## Records provided
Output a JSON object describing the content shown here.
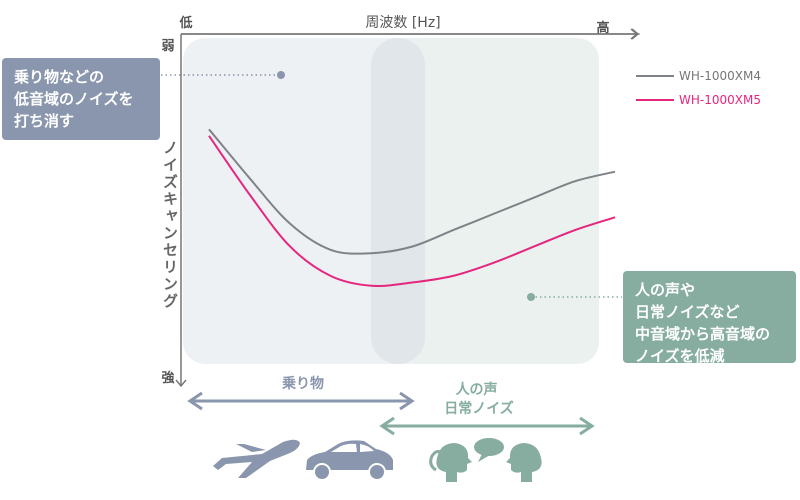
{
  "chart_data": {
    "type": "line",
    "title": "周波数 [Hz]",
    "xlabel": "周波数 [Hz]",
    "ylabel": "ノイズキャンセリング",
    "x_ends": {
      "low": "低",
      "high": "高"
    },
    "y_ends": {
      "weak": "弱",
      "strong": "強"
    },
    "xlim": [
      0,
      100
    ],
    "ylim": [
      0,
      100
    ],
    "legend_position": "top-right",
    "series": [
      {
        "name": "WH-1000XM4",
        "color": "#7f8287",
        "x": [
          0,
          10,
          20,
          30,
          40,
          50,
          60,
          70,
          80,
          90,
          100
        ],
        "y": [
          72,
          57,
          43,
          35,
          34,
          36,
          41,
          46,
          51,
          56,
          59
        ]
      },
      {
        "name": "WH-1000XM5",
        "color": "#e4267e",
        "x": [
          0,
          10,
          20,
          30,
          40,
          50,
          60,
          70,
          80,
          90,
          100
        ],
        "y": [
          70,
          52,
          36,
          27,
          24,
          25,
          27,
          31,
          36,
          41,
          45
        ]
      }
    ]
  },
  "bands": {
    "vehicles": {
      "label": "乗り物",
      "color": "#8a96ad",
      "range": [
        0,
        55
      ]
    },
    "voices": {
      "label": "人の声\n日常ノイズ",
      "color": "#86ad9f",
      "range": [
        48,
        100
      ]
    }
  },
  "callouts": {
    "low": "乗り物などの\n低音域のノイズを\n打ち消す",
    "high": "人の声や\n日常ノイズなど\n中音域から高音域の\nノイズを低減"
  },
  "icons": [
    "airplane-icon",
    "car-icon",
    "talking-people-icon"
  ],
  "colors": {
    "band_bg": "#eef1f4",
    "mid_band": "#e0e6e9",
    "axis": "#666666"
  }
}
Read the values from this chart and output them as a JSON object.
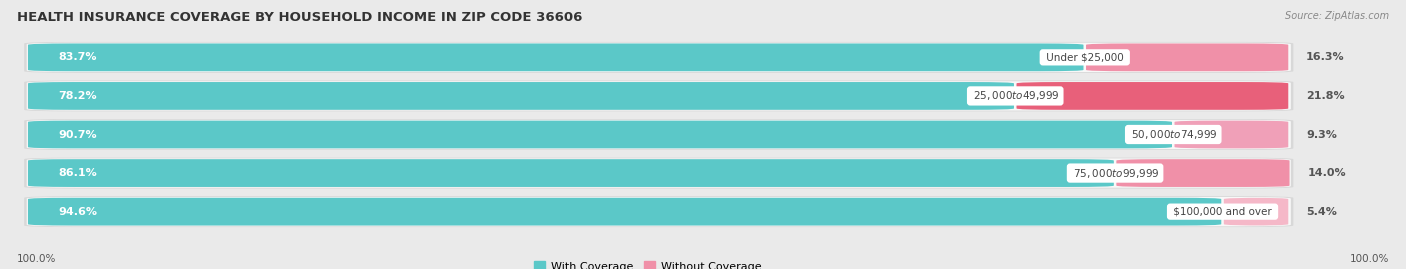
{
  "title": "HEALTH INSURANCE COVERAGE BY HOUSEHOLD INCOME IN ZIP CODE 36606",
  "source": "Source: ZipAtlas.com",
  "categories": [
    "Under $25,000",
    "$25,000 to $49,999",
    "$50,000 to $74,999",
    "$75,000 to $99,999",
    "$100,000 and over"
  ],
  "with_coverage": [
    83.7,
    78.2,
    90.7,
    86.1,
    94.6
  ],
  "without_coverage": [
    16.3,
    21.8,
    9.3,
    14.0,
    5.4
  ],
  "color_with": "#5BC8C8",
  "color_without": "#F090A8",
  "color_without_row2": "#E8607A",
  "background_color": "#eaeaea",
  "bar_bg_color": "#f8f8f8",
  "bar_shadow_color": "#d8d8d8",
  "title_fontsize": 9.5,
  "label_fontsize": 8,
  "legend_fontsize": 8,
  "footer_label": "100.0%",
  "bar_height": 0.72,
  "figsize": [
    14.06,
    2.69
  ],
  "dpi": 100
}
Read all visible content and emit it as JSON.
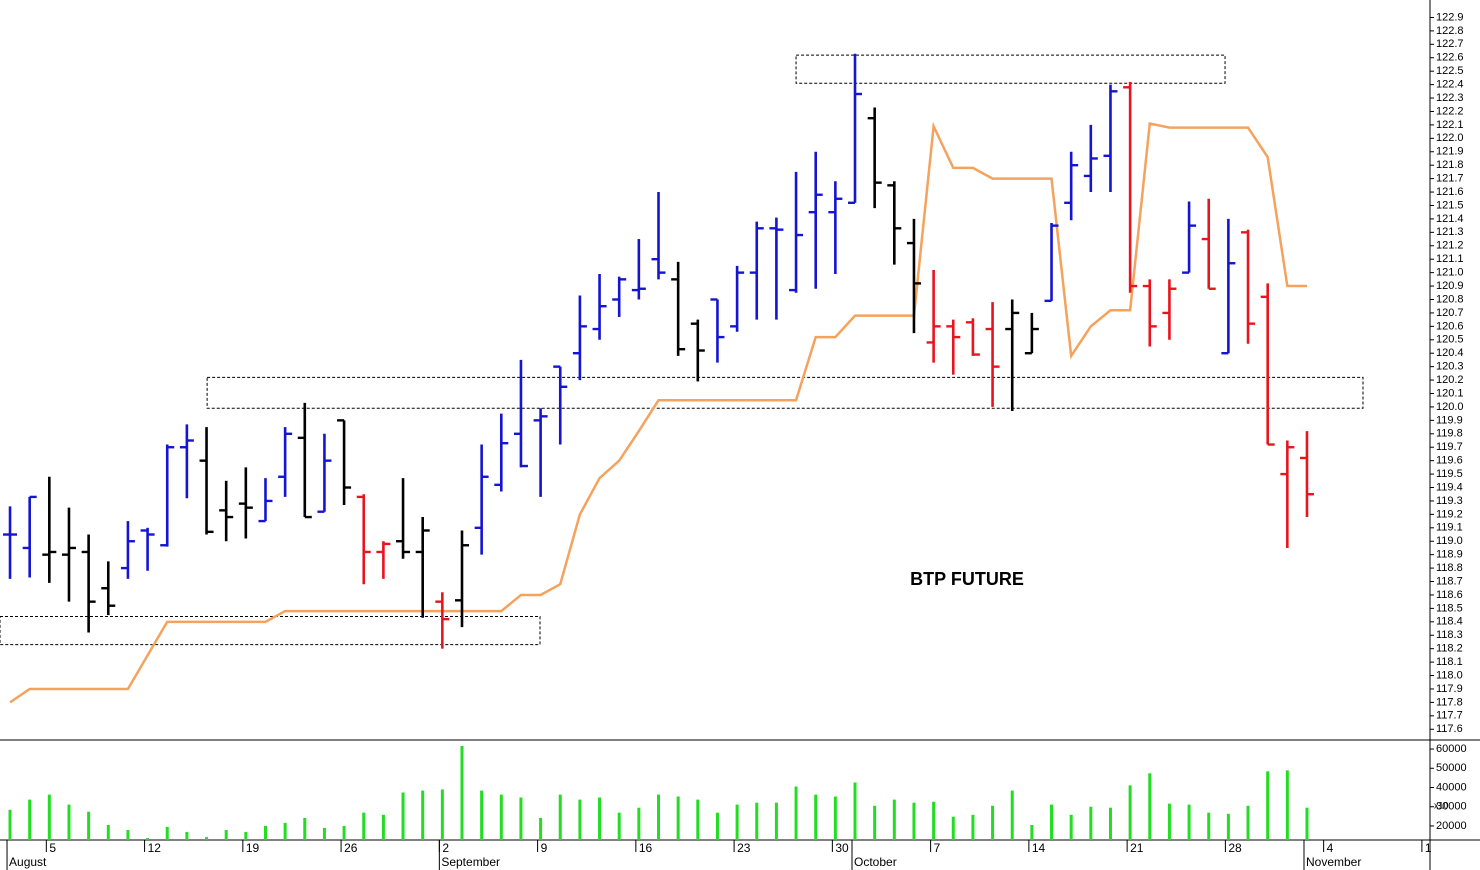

## Aim
The data should be printed again unchanged; leave its pictures out.

## Problem solution
Output a JSON object describing the content shown here.
{
  "chart_data": {
    "type": "line",
    "title": "周波数 [Hz]",
    "xlabel": "周波数 [Hz]",
    "ylabel": "ノイズキャンセリング",
    "x_ends": {
      "low": "低",
      "high": "高"
    },
    "y_ends": {
      "weak": "弱",
      "strong": "強"
    },
    "xlim": [
      0,
      100
    ],
    "ylim": [
      0,
      100
    ],
    "legend_position": "top-right",
    "series": [
      {
        "name": "WH-1000XM4",
        "color": "#7f8287",
        "x": [
          0,
          10,
          20,
          30,
          40,
          50,
          60,
          70,
          80,
          90,
          100
        ],
        "y": [
          72,
          57,
          43,
          35,
          34,
          36,
          41,
          46,
          51,
          56,
          59
        ]
      },
      {
        "name": "WH-1000XM5",
        "color": "#e4267e",
        "x": [
          0,
          10,
          20,
          30,
          40,
          50,
          60,
          70,
          80,
          90,
          100
        ],
        "y": [
          70,
          52,
          36,
          27,
          24,
          25,
          27,
          31,
          36,
          41,
          45
        ]
      }
    ]
  },
  "bands": {
    "vehicles": {
      "label": "乗り物",
      "color": "#8a96ad",
      "range": [
        0,
        55
      ]
    },
    "voices": {
      "label": "人の声\n日常ノイズ",
      "color": "#86ad9f",
      "range": [
        48,
        100
      ]
    }
  },
  "callouts": {
    "low": "乗り物などの\n低音域のノイズを\n打ち消す",
    "high": "人の声や\n日常ノイズなど\n中音域から高音域の\nノイズを低減"
  },
  "icons": [
    "airplane-icon",
    "car-icon",
    "talking-people-icon"
  ],
  "colors": {
    "band_bg": "#eef1f4",
    "mid_band": "#e0e6e9",
    "axis": "#666666"
  }
}
Read the values from this chart and output them as a JSON object.
{
  "title": "HEALTH INSURANCE COVERAGE BY HOUSEHOLD INCOME IN ZIP CODE 36606",
  "source": "Source: ZipAtlas.com",
  "categories": [
    "Under $25,000",
    "$25,000 to $49,999",
    "$50,000 to $74,999",
    "$75,000 to $99,999",
    "$100,000 and over"
  ],
  "with_coverage": [
    83.7,
    78.2,
    90.7,
    86.1,
    94.6
  ],
  "without_coverage": [
    16.3,
    21.8,
    9.3,
    14.0,
    5.4
  ],
  "color_with": "#5BC8C8",
  "color_without": "#F090A8",
  "color_without_row2": "#E8607A",
  "background_color": "#eaeaea",
  "bar_bg_color": "#f8f8f8",
  "bar_shadow_color": "#d8d8d8",
  "title_fontsize": 9.5,
  "label_fontsize": 8,
  "legend_fontsize": 8,
  "footer_label": "100.0%",
  "bar_height": 0.72,
  "figsize": [
    14.06,
    2.69
  ],
  "dpi": 100
}
Read all visible content and emit it as JSON.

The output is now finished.